Data excerpts
· · · ·

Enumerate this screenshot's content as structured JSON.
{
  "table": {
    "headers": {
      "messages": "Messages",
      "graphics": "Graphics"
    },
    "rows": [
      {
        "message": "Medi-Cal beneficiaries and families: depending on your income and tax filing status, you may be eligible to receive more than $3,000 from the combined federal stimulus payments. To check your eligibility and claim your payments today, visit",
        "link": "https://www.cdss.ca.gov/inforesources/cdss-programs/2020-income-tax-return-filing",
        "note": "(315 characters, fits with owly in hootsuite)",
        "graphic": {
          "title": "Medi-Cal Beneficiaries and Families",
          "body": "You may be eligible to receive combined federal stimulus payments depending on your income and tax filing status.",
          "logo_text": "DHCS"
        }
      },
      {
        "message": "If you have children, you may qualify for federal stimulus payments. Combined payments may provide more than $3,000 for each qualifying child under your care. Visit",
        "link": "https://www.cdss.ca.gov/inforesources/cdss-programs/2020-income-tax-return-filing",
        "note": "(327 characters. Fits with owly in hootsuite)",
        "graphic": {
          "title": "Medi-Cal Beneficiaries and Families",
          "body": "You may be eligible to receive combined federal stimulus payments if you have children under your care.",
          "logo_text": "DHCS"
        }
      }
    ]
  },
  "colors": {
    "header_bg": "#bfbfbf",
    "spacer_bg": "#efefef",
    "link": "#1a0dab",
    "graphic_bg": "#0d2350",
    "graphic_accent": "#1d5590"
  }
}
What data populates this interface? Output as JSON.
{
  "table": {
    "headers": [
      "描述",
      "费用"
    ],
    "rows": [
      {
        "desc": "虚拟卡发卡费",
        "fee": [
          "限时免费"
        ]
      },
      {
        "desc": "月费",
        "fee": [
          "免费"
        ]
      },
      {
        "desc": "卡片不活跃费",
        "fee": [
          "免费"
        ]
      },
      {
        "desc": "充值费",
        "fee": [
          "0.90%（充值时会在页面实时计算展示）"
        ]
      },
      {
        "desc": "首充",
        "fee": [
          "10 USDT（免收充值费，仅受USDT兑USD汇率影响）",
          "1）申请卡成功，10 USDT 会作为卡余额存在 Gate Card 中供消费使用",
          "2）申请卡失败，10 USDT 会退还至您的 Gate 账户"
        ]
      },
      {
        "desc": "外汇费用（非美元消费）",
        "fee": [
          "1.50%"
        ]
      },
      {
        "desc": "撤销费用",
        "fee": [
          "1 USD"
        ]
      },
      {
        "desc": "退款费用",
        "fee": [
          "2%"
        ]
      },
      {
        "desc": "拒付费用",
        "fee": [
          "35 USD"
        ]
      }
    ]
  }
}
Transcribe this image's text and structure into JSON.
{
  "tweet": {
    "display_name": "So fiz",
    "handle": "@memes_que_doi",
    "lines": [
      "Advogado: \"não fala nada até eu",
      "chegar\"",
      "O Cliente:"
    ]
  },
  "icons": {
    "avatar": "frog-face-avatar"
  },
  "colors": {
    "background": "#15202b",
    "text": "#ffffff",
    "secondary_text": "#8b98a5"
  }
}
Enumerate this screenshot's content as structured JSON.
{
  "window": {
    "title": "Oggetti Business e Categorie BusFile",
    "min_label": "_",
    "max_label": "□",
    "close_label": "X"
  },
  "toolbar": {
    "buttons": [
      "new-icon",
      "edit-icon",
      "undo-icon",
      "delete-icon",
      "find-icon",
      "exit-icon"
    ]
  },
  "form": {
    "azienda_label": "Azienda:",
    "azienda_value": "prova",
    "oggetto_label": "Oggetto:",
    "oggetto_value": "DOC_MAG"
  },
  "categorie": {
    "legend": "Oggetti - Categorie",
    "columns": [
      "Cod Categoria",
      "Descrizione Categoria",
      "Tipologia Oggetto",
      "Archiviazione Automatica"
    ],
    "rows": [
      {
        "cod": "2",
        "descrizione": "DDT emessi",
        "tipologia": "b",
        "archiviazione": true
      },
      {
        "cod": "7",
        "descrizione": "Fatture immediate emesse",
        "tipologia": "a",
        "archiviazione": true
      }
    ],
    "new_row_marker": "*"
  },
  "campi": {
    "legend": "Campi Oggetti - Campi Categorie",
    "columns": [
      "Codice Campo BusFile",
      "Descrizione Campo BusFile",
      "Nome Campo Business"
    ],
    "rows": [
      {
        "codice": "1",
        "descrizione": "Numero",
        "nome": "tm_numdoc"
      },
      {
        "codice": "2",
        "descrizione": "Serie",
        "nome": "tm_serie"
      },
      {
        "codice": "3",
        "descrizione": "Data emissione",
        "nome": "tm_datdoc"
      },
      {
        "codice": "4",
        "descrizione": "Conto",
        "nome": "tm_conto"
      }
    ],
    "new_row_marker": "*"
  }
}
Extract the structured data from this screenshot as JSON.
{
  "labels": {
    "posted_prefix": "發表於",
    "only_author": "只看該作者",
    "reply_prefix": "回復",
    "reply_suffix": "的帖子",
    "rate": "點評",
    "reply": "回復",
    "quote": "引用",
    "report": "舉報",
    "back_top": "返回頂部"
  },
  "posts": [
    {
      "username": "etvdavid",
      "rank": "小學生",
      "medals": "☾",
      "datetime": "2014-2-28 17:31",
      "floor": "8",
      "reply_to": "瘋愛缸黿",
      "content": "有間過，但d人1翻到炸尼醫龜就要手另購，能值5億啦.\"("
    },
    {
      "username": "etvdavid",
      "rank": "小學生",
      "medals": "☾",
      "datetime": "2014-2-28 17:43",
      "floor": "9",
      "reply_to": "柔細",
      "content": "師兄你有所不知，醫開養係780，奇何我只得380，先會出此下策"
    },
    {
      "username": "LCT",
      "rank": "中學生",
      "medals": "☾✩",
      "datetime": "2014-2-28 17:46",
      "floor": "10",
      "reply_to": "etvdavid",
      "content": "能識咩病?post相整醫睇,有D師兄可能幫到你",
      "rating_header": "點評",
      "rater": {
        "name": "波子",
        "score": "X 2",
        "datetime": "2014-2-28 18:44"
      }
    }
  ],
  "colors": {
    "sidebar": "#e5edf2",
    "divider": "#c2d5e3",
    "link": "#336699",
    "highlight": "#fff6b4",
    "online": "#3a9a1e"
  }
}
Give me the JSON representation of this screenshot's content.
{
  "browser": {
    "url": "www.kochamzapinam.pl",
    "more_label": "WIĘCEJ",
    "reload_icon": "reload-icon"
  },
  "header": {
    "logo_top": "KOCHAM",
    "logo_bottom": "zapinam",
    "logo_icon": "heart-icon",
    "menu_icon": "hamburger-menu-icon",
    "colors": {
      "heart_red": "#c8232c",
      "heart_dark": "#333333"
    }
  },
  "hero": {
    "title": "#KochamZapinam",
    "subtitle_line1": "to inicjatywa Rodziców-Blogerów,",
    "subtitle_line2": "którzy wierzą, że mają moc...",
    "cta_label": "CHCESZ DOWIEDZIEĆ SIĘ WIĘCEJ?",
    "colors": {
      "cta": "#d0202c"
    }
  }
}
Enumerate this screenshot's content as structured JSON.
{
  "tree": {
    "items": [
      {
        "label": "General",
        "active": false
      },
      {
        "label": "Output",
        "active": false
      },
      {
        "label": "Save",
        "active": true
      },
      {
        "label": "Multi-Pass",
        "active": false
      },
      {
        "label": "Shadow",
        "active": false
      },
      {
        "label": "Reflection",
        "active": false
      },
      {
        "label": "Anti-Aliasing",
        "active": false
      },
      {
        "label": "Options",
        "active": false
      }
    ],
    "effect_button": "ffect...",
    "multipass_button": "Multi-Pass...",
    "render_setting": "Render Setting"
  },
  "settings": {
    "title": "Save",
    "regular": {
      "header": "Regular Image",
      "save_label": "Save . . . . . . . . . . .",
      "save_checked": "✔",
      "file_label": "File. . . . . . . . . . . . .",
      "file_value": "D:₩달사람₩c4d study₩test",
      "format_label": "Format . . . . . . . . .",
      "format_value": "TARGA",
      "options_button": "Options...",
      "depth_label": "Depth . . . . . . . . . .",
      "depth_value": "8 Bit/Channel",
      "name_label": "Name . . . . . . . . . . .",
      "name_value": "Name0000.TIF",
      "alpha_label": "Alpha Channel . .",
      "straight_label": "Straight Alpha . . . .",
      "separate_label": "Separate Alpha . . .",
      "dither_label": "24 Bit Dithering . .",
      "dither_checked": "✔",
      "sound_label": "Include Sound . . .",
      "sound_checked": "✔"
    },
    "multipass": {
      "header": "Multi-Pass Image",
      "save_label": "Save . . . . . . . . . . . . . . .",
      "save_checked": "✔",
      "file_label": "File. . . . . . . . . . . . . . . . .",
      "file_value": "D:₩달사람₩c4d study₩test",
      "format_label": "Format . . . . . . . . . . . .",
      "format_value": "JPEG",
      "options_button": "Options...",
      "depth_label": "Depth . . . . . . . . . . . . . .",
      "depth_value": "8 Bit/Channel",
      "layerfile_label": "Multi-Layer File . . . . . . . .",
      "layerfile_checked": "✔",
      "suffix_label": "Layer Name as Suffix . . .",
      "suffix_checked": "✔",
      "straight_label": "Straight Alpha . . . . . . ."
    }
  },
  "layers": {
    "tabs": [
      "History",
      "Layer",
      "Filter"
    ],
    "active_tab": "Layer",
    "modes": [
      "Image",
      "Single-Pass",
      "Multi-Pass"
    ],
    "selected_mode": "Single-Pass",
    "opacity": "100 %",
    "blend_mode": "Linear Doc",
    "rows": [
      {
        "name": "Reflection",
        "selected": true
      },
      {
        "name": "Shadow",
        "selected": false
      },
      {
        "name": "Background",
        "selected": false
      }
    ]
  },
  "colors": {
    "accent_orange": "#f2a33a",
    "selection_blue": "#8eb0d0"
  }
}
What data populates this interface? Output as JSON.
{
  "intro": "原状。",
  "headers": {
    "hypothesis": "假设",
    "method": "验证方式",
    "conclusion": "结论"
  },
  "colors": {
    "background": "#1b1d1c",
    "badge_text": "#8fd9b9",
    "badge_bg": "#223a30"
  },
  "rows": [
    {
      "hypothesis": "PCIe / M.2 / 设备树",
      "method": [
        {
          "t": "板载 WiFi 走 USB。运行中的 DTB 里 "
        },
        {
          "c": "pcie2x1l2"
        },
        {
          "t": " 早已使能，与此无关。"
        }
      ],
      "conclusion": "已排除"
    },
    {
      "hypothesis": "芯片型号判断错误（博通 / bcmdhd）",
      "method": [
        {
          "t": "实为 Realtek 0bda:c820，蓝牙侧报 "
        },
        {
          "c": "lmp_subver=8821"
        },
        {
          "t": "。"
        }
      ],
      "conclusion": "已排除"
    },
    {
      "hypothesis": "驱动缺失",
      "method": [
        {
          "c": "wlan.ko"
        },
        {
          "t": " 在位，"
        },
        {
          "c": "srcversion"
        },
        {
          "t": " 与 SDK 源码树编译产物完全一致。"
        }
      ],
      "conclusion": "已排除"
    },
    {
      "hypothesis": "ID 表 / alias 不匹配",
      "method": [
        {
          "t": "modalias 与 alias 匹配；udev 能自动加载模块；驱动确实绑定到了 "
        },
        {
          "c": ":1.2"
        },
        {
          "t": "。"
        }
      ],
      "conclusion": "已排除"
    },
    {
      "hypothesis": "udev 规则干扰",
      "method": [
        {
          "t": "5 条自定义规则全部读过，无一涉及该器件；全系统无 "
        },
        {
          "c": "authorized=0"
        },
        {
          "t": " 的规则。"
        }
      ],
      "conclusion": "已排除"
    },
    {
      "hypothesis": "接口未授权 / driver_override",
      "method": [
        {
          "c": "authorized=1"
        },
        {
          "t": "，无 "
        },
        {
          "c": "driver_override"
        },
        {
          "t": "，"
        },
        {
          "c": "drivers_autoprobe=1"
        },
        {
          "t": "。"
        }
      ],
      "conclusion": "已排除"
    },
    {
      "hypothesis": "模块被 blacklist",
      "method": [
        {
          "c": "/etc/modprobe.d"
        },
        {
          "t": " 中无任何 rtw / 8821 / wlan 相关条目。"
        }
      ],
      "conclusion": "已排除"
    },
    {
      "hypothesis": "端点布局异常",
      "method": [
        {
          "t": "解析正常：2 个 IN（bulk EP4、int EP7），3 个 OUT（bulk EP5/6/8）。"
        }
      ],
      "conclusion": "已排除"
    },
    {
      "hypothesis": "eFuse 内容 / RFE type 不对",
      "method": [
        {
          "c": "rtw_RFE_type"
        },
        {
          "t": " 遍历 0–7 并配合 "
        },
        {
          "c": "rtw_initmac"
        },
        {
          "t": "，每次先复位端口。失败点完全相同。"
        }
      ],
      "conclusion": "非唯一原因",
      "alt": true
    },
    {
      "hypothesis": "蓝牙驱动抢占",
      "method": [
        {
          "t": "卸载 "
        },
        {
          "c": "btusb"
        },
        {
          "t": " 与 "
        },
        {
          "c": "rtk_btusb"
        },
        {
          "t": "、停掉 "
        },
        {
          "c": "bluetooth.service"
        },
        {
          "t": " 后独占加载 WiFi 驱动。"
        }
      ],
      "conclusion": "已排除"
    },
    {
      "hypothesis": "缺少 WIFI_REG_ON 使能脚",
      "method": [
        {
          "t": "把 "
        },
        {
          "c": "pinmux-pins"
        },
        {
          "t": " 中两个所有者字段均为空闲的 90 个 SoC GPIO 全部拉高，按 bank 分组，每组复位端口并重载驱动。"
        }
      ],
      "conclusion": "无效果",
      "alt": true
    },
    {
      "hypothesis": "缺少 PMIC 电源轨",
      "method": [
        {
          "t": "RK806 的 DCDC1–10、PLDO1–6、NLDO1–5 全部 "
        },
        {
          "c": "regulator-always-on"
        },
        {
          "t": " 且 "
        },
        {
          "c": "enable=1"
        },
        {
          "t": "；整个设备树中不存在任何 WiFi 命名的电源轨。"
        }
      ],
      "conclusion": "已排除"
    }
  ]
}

· · · ·

== Job ==
Say how many lines of the material contain the word "depending", with no other text.

== The response ==
2